■ Requirement: Check each line of the records for "RATIO"; collect those that have it.

-- BEGIN Excerpted records --

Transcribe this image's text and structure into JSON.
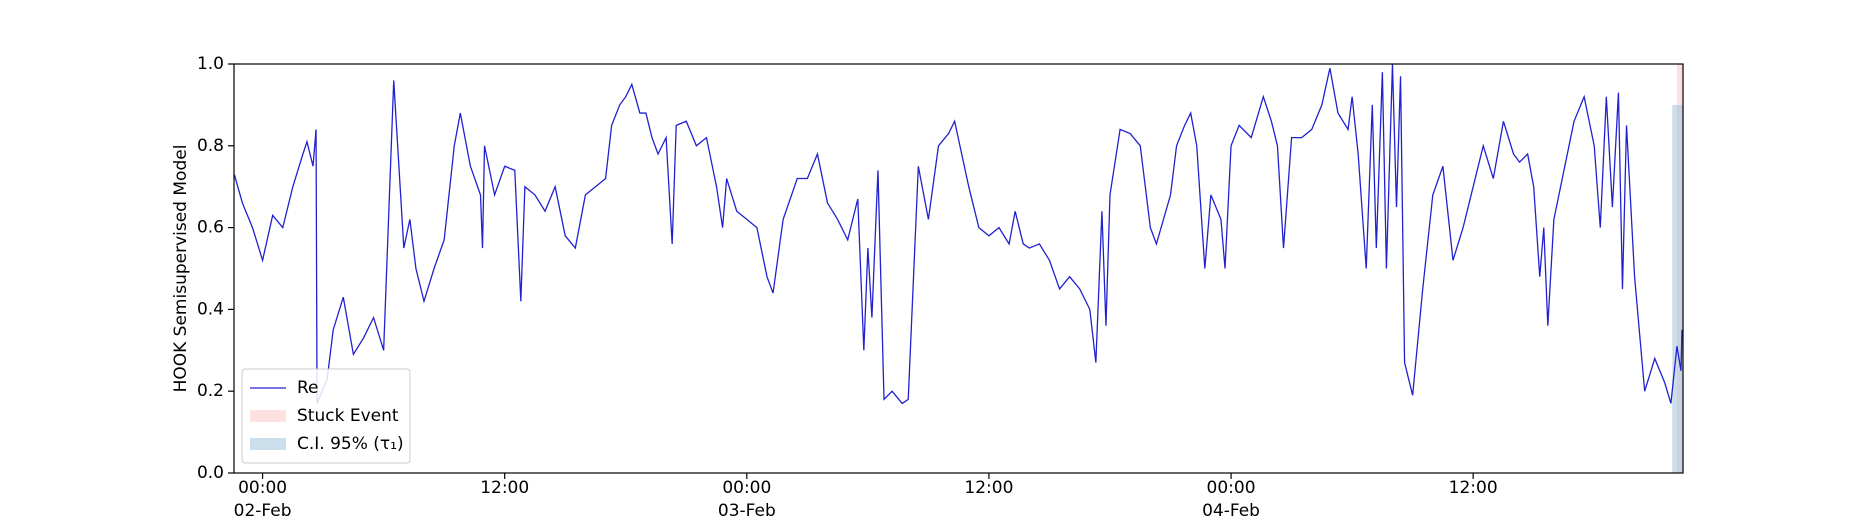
{
  "chart_data": {
    "type": "line",
    "y_label": "HOOK Semisupervised Model",
    "xlim": [
      "1900-02-01T22:35",
      "1900-02-04T22:24"
    ],
    "xticks": [
      {
        "value": "1900-02-02T00:00",
        "label": "00:00\n02-Feb\n1900"
      },
      {
        "value": "1900-02-02T12:00",
        "label": "12:00"
      },
      {
        "value": "1900-02-03T00:00",
        "label": "00:00\n03-Feb"
      },
      {
        "value": "1900-02-03T12:00",
        "label": "12:00"
      },
      {
        "value": "1900-02-04T00:00",
        "label": "00:00\n04-Feb"
      },
      {
        "value": "1900-02-04T12:00",
        "label": "12:00"
      }
    ],
    "ylim": [
      0,
      1
    ],
    "yticks": [
      {
        "value": 0,
        "label": "0.0"
      },
      0.2,
      0.4,
      0.6,
      0.8,
      {
        "value": 1,
        "label": "1.0"
      }
    ],
    "legend": "lower left",
    "x": [
      "1900-02-01T22:36",
      "1900-02-01T23:00",
      "1900-02-01T23:30",
      "1900-02-02T00:00",
      "1900-02-02T00:30",
      "1900-02-02T01:00",
      "1900-02-02T01:30",
      "1900-02-02T02:00",
      "1900-02-02T02:12",
      "1900-02-02T02:30",
      "1900-02-02T02:39",
      "1900-02-02T02:42",
      "1900-02-02T03:12",
      "1900-02-02T03:30",
      "1900-02-02T04:00",
      "1900-02-02T04:30",
      "1900-02-02T05:00",
      "1900-02-02T05:30",
      "1900-02-02T06:00",
      "1900-02-02T06:30",
      "1900-02-02T07:00",
      "1900-02-02T07:18",
      "1900-02-02T07:36",
      "1900-02-02T08:00",
      "1900-02-02T08:30",
      "1900-02-02T09:00",
      "1900-02-02T09:30",
      "1900-02-02T09:48",
      "1900-02-02T10:18",
      "1900-02-02T10:48",
      "1900-02-02T10:54",
      "1900-02-02T11:00",
      "1900-02-02T11:30",
      "1900-02-02T12:00",
      "1900-02-02T12:30",
      "1900-02-02T12:48",
      "1900-02-02T13:00",
      "1900-02-02T13:30",
      "1900-02-02T14:00",
      "1900-02-02T14:30",
      "1900-02-02T15:00",
      "1900-02-02T15:30",
      "1900-02-02T16:00",
      "1900-02-02T16:30",
      "1900-02-02T17:00",
      "1900-02-02T17:18",
      "1900-02-02T17:42",
      "1900-02-02T18:00",
      "1900-02-02T18:18",
      "1900-02-02T18:42",
      "1900-02-02T19:00",
      "1900-02-02T19:18",
      "1900-02-02T19:36",
      "1900-02-02T20:00",
      "1900-02-02T20:18",
      "1900-02-02T20:30",
      "1900-02-02T21:00",
      "1900-02-02T21:30",
      "1900-02-02T22:00",
      "1900-02-02T22:30",
      "1900-02-02T22:48",
      "1900-02-02T23:00",
      "1900-02-02T23:30",
      "1900-02-03T00:00",
      "1900-02-03T00:30",
      "1900-02-03T01:00",
      "1900-02-03T01:18",
      "1900-02-03T01:48",
      "1900-02-03T02:30",
      "1900-02-03T03:00",
      "1900-02-03T03:30",
      "1900-02-03T04:00",
      "1900-02-03T04:30",
      "1900-02-03T05:00",
      "1900-02-03T05:30",
      "1900-02-03T05:48",
      "1900-02-03T06:00",
      "1900-02-03T06:12",
      "1900-02-03T06:30",
      "1900-02-03T06:48",
      "1900-02-03T07:12",
      "1900-02-03T07:42",
      "1900-02-03T08:00",
      "1900-02-03T08:30",
      "1900-02-03T09:00",
      "1900-02-03T09:30",
      "1900-02-03T10:00",
      "1900-02-03T10:18",
      "1900-02-03T11:00",
      "1900-02-03T11:30",
      "1900-02-03T12:00",
      "1900-02-03T12:30",
      "1900-02-03T13:00",
      "1900-02-03T13:18",
      "1900-02-03T13:42",
      "1900-02-03T14:00",
      "1900-02-03T14:30",
      "1900-02-03T15:00",
      "1900-02-03T15:30",
      "1900-02-03T16:00",
      "1900-02-03T16:30",
      "1900-02-03T17:00",
      "1900-02-03T17:18",
      "1900-02-03T17:36",
      "1900-02-03T17:48",
      "1900-02-03T18:00",
      "1900-02-03T18:30",
      "1900-02-03T19:00",
      "1900-02-03T19:30",
      "1900-02-03T20:00",
      "1900-02-03T20:18",
      "1900-02-03T21:00",
      "1900-02-03T21:18",
      "1900-02-03T21:42",
      "1900-02-03T22:00",
      "1900-02-03T22:18",
      "1900-02-03T22:42",
      "1900-02-03T23:00",
      "1900-02-03T23:30",
      "1900-02-03T23:42",
      "1900-02-04T00:00",
      "1900-02-04T00:24",
      "1900-02-04T01:00",
      "1900-02-04T01:36",
      "1900-02-04T02:00",
      "1900-02-04T02:18",
      "1900-02-04T02:36",
      "1900-02-04T03:00",
      "1900-02-04T03:30",
      "1900-02-04T04:00",
      "1900-02-04T04:30",
      "1900-02-04T04:54",
      "1900-02-04T05:18",
      "1900-02-04T05:48",
      "1900-02-04T06:00",
      "1900-02-04T06:18",
      "1900-02-04T06:42",
      "1900-02-04T07:00",
      "1900-02-04T07:12",
      "1900-02-04T07:30",
      "1900-02-04T07:42",
      "1900-02-04T08:00",
      "1900-02-04T08:12",
      "1900-02-04T08:24",
      "1900-02-04T08:36",
      "1900-02-04T09:00",
      "1900-02-04T09:30",
      "1900-02-04T10:00",
      "1900-02-04T10:30",
      "1900-02-04T11:00",
      "1900-02-04T11:30",
      "1900-02-04T12:00",
      "1900-02-04T12:30",
      "1900-02-04T13:00",
      "1900-02-04T13:30",
      "1900-02-04T14:00",
      "1900-02-04T14:18",
      "1900-02-04T14:42",
      "1900-02-04T15:00",
      "1900-02-04T15:18",
      "1900-02-04T15:30",
      "1900-02-04T15:42",
      "1900-02-04T16:00",
      "1900-02-04T16:30",
      "1900-02-04T17:00",
      "1900-02-04T17:30",
      "1900-02-04T18:00",
      "1900-02-04T18:18",
      "1900-02-04T18:36",
      "1900-02-04T18:54",
      "1900-02-04T19:12",
      "1900-02-04T19:24",
      "1900-02-04T19:36",
      "1900-02-04T20:00",
      "1900-02-04T20:30",
      "1900-02-04T21:00",
      "1900-02-04T21:30",
      "1900-02-04T21:48",
      "1900-02-04T22:06",
      "1900-02-04T22:18",
      "1900-02-04T22:21"
    ],
    "series": [
      {
        "name": "Re",
        "color": "#2121d0",
        "values": [
          0.73,
          0.66,
          0.6,
          0.52,
          0.63,
          0.6,
          0.7,
          0.78,
          0.81,
          0.75,
          0.84,
          0.17,
          0.23,
          0.35,
          0.43,
          0.29,
          0.33,
          0.38,
          0.3,
          0.96,
          0.55,
          0.62,
          0.5,
          0.42,
          0.5,
          0.57,
          0.8,
          0.88,
          0.75,
          0.68,
          0.55,
          0.8,
          0.68,
          0.75,
          0.74,
          0.42,
          0.7,
          0.68,
          0.64,
          0.7,
          0.58,
          0.55,
          0.68,
          0.7,
          0.72,
          0.85,
          0.9,
          0.92,
          0.95,
          0.88,
          0.88,
          0.82,
          0.78,
          0.82,
          0.56,
          0.85,
          0.86,
          0.8,
          0.82,
          0.7,
          0.6,
          0.72,
          0.64,
          0.62,
          0.6,
          0.48,
          0.44,
          0.62,
          0.72,
          0.72,
          0.78,
          0.66,
          0.62,
          0.57,
          0.67,
          0.3,
          0.55,
          0.38,
          0.74,
          0.18,
          0.2,
          0.17,
          0.18,
          0.75,
          0.62,
          0.8,
          0.83,
          0.86,
          0.7,
          0.6,
          0.58,
          0.6,
          0.56,
          0.64,
          0.56,
          0.55,
          0.56,
          0.52,
          0.45,
          0.48,
          0.45,
          0.4,
          0.27,
          0.64,
          0.36,
          0.68,
          0.84,
          0.83,
          0.8,
          0.6,
          0.56,
          0.68,
          0.8,
          0.85,
          0.88,
          0.8,
          0.5,
          0.68,
          0.62,
          0.5,
          0.8,
          0.85,
          0.82,
          0.92,
          0.86,
          0.8,
          0.55,
          0.82,
          0.82,
          0.84,
          0.9,
          0.99,
          0.88,
          0.84,
          0.92,
          0.78,
          0.5,
          0.9,
          0.55,
          0.98,
          0.5,
          1.0,
          0.65,
          0.97,
          0.27,
          0.19,
          0.45,
          0.68,
          0.75,
          0.52,
          0.6,
          0.7,
          0.8,
          0.72,
          0.86,
          0.78,
          0.76,
          0.78,
          0.7,
          0.48,
          0.6,
          0.36,
          0.62,
          0.74,
          0.86,
          0.92,
          0.8,
          0.6,
          0.92,
          0.65,
          0.93,
          0.45,
          0.85,
          0.48,
          0.2,
          0.28,
          0.22,
          0.17,
          0.31,
          0.25,
          0.35
        ]
      }
    ],
    "spans": [
      {
        "name": "Stuck Event",
        "color": "#ffcccc",
        "x": [
          "1900-02-04T22:06",
          "1900-02-04T22:24"
        ],
        "y": [
          0,
          1
        ]
      },
      {
        "name": "C.I. 95% (τ₁)",
        "color": "#a8c8de",
        "x": [
          "1900-02-04T21:52",
          "1900-02-04T22:24"
        ],
        "y": [
          0,
          0.9
        ]
      }
    ]
  }
}
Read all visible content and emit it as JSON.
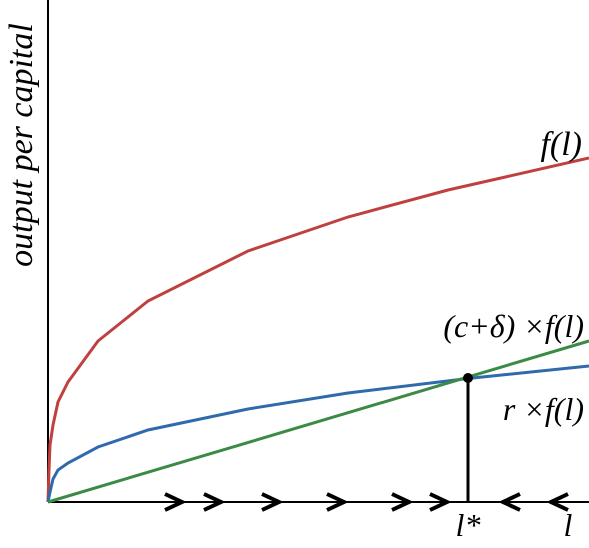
{
  "y_axis_label": "output per capital",
  "x_axis_label": "l",
  "curves": [
    {
      "label": "f(l)"
    },
    {
      "label": "(c+δ) ×f(l)"
    },
    {
      "label": "r ×f(l)"
    }
  ],
  "steady_state_label": "l*"
}
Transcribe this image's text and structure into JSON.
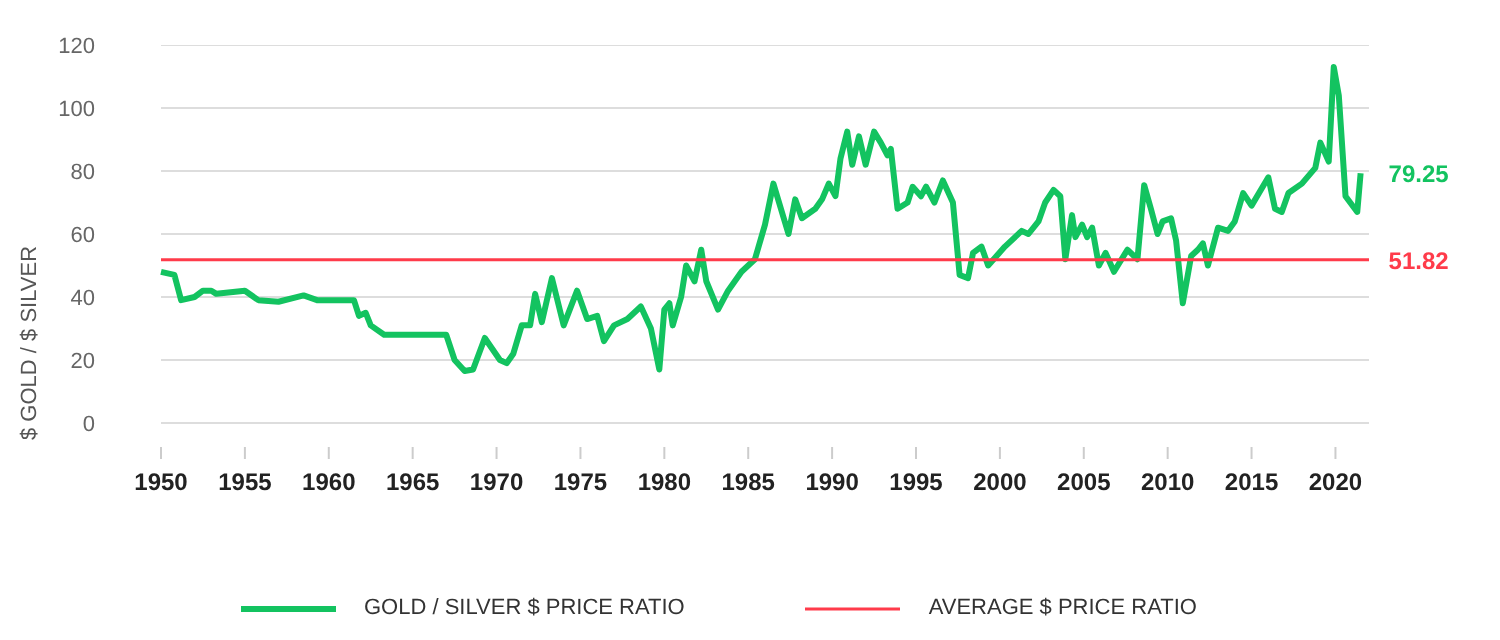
{
  "chart_data": {
    "type": "line",
    "ylabel": "$ GOLD / $ SILVER",
    "xlim": [
      1950,
      2022
    ],
    "xticks": [
      1950,
      1955,
      1960,
      1965,
      1970,
      1975,
      1980,
      1985,
      1990,
      1995,
      2000,
      2005,
      2010,
      2015,
      2020
    ],
    "ylim": [
      0,
      120
    ],
    "yticks": [
      0,
      20,
      40,
      60,
      80,
      100,
      120
    ],
    "grid": "y",
    "legend": "bottom",
    "line_style": "solid",
    "series": [
      {
        "name": "GOLD / SILVER $ PRICE RATIO",
        "color": "#13c360",
        "x": [
          1950,
          1950.8,
          1951.2,
          1952,
          1952.5,
          1953,
          1953.3,
          1955,
          1955.8,
          1957,
          1958.5,
          1959.3,
          1961.5,
          1961.8,
          1962.2,
          1962.5,
          1963.3,
          1967,
          1967.5,
          1968.1,
          1968.6,
          1969.3,
          1970.2,
          1970.6,
          1971.0,
          1971.5,
          1972.0,
          1972.3,
          1972.7,
          1973.3,
          1974.0,
          1974.8,
          1975.4,
          1976,
          1976.4,
          1977,
          1977.8,
          1978.6,
          1979.2,
          1979.7,
          1980,
          1980.3,
          1980.5,
          1981,
          1981.3,
          1981.8,
          1982.2,
          1982.5,
          1983.2,
          1983.8,
          1984.6,
          1985.4,
          1986,
          1986.5,
          1987.4,
          1987.8,
          1988.2,
          1989,
          1989.4,
          1989.8,
          1990.2,
          1990.5,
          1990.9,
          1991.2,
          1991.6,
          1992,
          1992.5,
          1992.9,
          1993.3,
          1993.5,
          1993.9,
          1994.5,
          1994.8,
          1995.3,
          1995.6,
          1996.1,
          1996.6,
          1997.2,
          1997.6,
          1998.1,
          1998.4,
          1998.9,
          1999.3,
          2000.3,
          2001.3,
          2001.7,
          2002.3,
          2002.7,
          2003.2,
          2003.6,
          2003.9,
          2004.3,
          2004.5,
          2004.9,
          2005.2,
          2005.5,
          2005.9,
          2006.3,
          2006.8,
          2007.6,
          2008.2,
          2008.6,
          2009,
          2009.4,
          2009.7,
          2010.2,
          2010.5,
          2010.9,
          2011.4,
          2011.8,
          2012.1,
          2012.4,
          2013,
          2013.6,
          2014,
          2014.5,
          2015,
          2016,
          2016.4,
          2016.8,
          2017.2,
          2018,
          2018.8,
          2019.1,
          2019.6,
          2019.9,
          2020.2,
          2020.6,
          2021.3,
          2021.5
        ],
        "values": [
          48,
          47,
          39,
          40,
          42,
          42,
          41,
          42,
          39,
          38.5,
          40.5,
          39,
          39,
          34,
          35,
          31,
          28,
          28,
          20,
          16.5,
          17,
          27,
          20,
          19,
          22,
          31,
          31,
          41,
          32,
          46,
          31,
          42,
          33,
          34,
          26,
          31,
          33,
          37,
          30,
          17,
          36,
          38,
          31,
          40,
          50,
          45,
          55,
          45,
          36,
          42,
          48,
          52,
          63,
          76,
          60,
          71,
          65,
          68,
          71,
          76,
          72,
          84,
          92.5,
          82,
          91,
          82,
          92.5,
          89,
          85,
          87,
          68,
          70,
          75,
          72,
          75,
          70,
          77,
          70,
          47,
          46,
          54,
          56,
          50,
          56,
          61,
          60,
          64,
          70,
          74,
          72,
          52,
          66,
          59,
          63,
          59,
          62,
          50,
          54,
          48,
          55,
          52,
          75.5,
          68,
          60,
          64,
          65,
          58,
          38,
          53,
          55,
          57,
          50,
          62,
          61,
          64,
          73,
          69,
          78,
          68,
          67,
          73,
          76,
          81,
          89,
          83,
          113,
          104,
          72,
          67,
          79.25
        ]
      }
    ],
    "ref_lines": [
      {
        "axis": "y",
        "value": 51.82,
        "label": "AVERAGE $ PRICE RATIO",
        "color": "#ff3b4a"
      }
    ],
    "annotations": [
      {
        "text": "79.25",
        "x": 2021.5,
        "y": 79.25
      },
      {
        "text": "51.82",
        "x": 2021.5,
        "y": 51.82
      }
    ]
  }
}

-- END Excerpted records --

■ Solution to this exercise:
        "name": "GOLD / SILVER $ PRICE RATIO",
        "label": "AVERAGE $ PRICE RATIO",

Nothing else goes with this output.